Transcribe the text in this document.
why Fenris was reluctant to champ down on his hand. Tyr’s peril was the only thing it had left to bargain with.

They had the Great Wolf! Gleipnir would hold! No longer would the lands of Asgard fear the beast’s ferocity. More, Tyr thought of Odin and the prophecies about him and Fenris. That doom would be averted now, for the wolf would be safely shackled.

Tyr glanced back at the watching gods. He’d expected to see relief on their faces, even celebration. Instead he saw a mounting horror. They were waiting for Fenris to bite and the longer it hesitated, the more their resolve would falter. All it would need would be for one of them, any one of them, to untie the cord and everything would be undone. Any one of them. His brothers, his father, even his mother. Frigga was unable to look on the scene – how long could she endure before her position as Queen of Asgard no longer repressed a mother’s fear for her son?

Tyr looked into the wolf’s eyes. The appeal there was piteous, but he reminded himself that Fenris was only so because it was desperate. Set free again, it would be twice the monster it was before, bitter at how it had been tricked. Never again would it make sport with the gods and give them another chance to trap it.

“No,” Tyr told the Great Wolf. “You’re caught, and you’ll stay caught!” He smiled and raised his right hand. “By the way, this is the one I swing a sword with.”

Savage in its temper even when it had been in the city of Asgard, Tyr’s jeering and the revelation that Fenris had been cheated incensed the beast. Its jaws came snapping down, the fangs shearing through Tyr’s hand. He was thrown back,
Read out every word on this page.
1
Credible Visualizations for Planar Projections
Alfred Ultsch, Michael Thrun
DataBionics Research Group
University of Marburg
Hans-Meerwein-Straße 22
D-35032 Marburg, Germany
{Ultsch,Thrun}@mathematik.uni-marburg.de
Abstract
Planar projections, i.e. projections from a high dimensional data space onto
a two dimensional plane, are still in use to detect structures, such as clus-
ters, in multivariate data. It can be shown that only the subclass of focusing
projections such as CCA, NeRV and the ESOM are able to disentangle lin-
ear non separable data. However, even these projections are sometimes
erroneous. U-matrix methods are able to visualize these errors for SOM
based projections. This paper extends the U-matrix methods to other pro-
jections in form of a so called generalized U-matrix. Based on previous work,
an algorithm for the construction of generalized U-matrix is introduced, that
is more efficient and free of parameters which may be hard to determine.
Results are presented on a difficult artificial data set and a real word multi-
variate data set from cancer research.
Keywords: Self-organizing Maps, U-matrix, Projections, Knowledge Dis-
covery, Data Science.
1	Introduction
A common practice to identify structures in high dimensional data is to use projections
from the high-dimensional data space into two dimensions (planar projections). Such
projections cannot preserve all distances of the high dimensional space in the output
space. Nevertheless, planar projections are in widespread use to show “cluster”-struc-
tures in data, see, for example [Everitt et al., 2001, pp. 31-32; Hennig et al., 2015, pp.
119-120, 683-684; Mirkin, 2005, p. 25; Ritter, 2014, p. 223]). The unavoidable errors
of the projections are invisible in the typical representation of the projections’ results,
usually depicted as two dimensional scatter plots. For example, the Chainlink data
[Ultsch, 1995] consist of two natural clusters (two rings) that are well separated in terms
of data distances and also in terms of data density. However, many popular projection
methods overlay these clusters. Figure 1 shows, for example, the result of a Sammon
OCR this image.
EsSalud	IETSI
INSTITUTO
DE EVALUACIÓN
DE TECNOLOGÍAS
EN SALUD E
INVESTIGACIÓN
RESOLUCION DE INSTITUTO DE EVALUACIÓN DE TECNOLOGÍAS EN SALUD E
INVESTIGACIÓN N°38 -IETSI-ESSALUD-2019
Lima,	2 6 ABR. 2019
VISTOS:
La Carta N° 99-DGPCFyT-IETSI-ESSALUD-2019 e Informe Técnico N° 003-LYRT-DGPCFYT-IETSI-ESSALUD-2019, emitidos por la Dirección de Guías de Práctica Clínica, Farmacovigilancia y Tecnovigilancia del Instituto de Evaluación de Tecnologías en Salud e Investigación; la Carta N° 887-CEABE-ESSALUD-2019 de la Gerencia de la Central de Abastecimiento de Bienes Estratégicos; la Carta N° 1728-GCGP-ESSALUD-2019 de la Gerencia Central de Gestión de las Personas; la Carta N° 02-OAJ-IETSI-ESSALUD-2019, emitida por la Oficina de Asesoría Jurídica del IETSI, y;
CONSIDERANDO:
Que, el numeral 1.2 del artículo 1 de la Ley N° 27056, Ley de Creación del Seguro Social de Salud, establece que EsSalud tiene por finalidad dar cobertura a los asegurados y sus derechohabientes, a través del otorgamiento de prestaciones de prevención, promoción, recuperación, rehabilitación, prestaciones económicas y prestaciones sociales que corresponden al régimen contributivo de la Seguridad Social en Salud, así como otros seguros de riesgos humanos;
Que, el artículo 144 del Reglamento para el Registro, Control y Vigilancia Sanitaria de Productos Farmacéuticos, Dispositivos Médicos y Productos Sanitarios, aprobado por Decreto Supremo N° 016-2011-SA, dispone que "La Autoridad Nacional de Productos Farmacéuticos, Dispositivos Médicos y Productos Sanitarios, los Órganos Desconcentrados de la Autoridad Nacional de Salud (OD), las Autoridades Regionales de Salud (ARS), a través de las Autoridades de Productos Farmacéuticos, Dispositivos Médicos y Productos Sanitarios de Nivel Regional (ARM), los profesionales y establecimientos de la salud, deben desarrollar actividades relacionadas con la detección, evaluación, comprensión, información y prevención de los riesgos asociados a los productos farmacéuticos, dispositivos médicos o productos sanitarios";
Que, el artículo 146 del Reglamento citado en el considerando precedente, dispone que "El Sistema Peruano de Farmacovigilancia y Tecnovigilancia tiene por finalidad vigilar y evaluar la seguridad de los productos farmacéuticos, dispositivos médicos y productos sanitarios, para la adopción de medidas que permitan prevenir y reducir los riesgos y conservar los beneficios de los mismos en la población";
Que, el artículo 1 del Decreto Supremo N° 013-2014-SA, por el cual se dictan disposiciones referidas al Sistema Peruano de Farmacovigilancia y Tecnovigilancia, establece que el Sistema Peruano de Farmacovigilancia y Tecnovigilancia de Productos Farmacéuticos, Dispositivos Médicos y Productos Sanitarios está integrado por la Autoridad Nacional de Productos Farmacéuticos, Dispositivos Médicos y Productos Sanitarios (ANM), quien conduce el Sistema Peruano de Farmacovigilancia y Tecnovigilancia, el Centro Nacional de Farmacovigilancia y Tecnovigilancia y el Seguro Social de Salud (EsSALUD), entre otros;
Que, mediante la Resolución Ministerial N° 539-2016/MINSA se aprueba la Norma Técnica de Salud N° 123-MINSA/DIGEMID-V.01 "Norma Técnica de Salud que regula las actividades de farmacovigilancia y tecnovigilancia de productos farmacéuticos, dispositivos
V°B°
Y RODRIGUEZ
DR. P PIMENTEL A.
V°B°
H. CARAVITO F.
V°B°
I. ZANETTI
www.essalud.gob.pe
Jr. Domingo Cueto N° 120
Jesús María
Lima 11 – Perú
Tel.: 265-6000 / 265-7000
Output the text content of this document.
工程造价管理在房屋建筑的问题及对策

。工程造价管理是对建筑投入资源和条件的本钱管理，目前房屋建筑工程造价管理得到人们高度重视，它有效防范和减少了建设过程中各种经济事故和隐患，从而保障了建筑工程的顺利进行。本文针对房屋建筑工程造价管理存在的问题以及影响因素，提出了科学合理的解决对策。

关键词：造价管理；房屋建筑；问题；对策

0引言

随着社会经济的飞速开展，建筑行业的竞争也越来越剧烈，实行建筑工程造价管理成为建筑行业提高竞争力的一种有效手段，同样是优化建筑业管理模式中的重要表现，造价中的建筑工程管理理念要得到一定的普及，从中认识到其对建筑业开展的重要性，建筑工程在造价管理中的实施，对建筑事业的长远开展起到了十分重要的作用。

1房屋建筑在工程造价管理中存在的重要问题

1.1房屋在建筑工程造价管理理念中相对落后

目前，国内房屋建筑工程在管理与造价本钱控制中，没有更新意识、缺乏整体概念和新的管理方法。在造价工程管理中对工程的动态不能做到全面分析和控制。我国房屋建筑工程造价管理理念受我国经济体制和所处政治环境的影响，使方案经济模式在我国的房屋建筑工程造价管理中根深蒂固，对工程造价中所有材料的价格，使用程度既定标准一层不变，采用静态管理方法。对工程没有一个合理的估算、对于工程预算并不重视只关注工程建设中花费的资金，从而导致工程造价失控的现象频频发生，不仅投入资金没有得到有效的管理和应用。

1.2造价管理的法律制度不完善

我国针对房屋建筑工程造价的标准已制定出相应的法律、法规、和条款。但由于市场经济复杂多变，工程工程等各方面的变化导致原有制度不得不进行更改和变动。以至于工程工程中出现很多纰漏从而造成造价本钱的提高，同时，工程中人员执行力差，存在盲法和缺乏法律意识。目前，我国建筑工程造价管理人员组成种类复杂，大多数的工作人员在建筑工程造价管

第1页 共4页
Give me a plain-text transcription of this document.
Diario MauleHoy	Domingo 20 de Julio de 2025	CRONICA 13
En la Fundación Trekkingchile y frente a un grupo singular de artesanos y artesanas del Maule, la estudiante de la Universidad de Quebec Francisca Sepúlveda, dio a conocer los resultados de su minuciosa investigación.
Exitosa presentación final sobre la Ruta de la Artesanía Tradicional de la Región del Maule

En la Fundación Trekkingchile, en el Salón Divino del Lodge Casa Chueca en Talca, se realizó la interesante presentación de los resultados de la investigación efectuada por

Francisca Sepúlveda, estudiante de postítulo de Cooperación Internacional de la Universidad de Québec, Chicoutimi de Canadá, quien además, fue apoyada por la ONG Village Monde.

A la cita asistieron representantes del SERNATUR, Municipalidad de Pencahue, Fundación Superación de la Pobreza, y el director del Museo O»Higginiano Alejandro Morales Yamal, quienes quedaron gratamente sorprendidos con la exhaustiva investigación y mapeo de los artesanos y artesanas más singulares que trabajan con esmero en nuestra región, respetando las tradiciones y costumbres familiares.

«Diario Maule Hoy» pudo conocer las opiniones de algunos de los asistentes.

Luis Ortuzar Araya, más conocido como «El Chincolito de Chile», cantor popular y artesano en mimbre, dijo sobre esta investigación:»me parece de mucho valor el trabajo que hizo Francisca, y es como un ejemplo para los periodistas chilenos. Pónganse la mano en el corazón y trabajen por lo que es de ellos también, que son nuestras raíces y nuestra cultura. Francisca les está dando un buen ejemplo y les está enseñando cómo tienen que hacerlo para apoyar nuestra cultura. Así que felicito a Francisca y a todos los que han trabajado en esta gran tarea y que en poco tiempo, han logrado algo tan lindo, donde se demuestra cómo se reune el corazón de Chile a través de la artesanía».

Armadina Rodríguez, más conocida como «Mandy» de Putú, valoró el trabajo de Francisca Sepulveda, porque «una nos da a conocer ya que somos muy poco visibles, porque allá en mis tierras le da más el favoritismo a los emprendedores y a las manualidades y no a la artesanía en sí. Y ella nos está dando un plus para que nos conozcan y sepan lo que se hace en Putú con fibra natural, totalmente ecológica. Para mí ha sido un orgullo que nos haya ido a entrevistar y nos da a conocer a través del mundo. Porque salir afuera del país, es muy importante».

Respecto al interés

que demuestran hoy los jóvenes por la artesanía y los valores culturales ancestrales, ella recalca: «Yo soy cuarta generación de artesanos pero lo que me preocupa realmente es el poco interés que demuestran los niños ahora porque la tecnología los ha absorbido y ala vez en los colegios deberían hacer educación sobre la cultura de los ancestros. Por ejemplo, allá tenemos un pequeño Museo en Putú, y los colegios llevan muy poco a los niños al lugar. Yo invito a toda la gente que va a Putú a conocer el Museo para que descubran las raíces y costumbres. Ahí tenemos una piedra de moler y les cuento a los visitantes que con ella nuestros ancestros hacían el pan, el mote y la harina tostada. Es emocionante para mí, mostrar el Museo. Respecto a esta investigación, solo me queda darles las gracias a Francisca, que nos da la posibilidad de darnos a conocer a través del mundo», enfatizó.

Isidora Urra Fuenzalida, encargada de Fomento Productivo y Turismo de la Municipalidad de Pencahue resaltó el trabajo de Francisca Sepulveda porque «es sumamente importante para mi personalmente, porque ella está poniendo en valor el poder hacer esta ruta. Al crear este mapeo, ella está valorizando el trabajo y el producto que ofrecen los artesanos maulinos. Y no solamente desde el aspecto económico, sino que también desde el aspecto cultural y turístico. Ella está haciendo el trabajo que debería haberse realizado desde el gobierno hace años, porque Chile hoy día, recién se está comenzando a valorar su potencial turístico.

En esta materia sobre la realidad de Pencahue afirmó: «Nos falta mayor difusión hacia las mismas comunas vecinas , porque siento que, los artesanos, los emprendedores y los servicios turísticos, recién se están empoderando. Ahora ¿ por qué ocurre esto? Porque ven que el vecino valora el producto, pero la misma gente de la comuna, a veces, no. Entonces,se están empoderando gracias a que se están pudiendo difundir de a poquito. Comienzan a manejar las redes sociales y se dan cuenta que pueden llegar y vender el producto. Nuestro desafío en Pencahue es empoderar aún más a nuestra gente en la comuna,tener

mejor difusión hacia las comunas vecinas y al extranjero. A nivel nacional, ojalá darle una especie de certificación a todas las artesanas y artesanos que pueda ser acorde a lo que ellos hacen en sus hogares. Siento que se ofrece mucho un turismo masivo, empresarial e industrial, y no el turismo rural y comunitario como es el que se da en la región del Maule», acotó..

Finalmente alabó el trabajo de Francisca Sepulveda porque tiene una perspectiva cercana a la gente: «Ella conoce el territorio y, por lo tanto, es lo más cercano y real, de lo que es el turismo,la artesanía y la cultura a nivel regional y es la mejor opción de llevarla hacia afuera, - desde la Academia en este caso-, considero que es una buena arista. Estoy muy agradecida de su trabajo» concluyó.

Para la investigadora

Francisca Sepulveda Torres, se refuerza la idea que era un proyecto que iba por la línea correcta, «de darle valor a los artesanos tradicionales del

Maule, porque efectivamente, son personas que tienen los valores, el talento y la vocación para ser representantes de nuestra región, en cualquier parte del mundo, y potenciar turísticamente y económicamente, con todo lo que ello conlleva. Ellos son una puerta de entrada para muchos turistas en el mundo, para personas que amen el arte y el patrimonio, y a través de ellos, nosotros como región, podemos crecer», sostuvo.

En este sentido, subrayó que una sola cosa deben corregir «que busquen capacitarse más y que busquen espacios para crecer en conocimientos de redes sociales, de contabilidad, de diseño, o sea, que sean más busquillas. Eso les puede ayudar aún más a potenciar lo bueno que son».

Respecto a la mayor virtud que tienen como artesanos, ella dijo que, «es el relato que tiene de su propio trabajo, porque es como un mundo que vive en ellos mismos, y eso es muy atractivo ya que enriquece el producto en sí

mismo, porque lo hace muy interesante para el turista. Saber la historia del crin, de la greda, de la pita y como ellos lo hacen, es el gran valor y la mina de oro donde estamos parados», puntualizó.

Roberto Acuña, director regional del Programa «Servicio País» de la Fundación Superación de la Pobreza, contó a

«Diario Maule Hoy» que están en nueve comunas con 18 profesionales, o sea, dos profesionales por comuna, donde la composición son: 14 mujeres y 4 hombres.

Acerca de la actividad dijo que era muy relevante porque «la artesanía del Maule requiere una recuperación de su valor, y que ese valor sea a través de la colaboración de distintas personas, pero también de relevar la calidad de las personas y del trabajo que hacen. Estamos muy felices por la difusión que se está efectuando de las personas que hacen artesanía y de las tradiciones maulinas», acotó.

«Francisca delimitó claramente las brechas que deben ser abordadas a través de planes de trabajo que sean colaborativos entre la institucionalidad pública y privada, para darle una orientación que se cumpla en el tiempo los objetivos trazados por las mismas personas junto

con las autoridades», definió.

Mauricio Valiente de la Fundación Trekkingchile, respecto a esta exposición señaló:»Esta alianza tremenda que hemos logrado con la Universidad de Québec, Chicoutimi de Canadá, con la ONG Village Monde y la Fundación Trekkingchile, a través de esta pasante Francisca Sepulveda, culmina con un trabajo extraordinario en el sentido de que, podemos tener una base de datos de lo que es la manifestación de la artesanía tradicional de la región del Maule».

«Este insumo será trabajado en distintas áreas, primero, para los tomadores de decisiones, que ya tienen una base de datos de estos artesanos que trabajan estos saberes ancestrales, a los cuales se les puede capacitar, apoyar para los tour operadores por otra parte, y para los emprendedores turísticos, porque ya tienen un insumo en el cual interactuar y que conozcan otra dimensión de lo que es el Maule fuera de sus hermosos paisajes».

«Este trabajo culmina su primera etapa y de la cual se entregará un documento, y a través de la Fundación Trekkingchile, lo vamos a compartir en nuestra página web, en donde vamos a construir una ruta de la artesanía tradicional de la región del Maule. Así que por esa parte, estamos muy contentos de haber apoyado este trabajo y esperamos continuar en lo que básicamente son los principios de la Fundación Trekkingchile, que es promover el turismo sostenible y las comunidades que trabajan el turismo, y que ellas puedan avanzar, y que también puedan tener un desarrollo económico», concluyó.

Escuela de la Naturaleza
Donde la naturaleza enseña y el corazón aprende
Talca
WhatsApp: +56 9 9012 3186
--------
◆ **Task brief**: All lines in the data that contain the word "generalized" should be copied.

◆ **Response to this task**:
jections in form of a so called generalized U-matrix. Based on previous work,
an algorithm for the construction of generalized U-matrix is introduced, that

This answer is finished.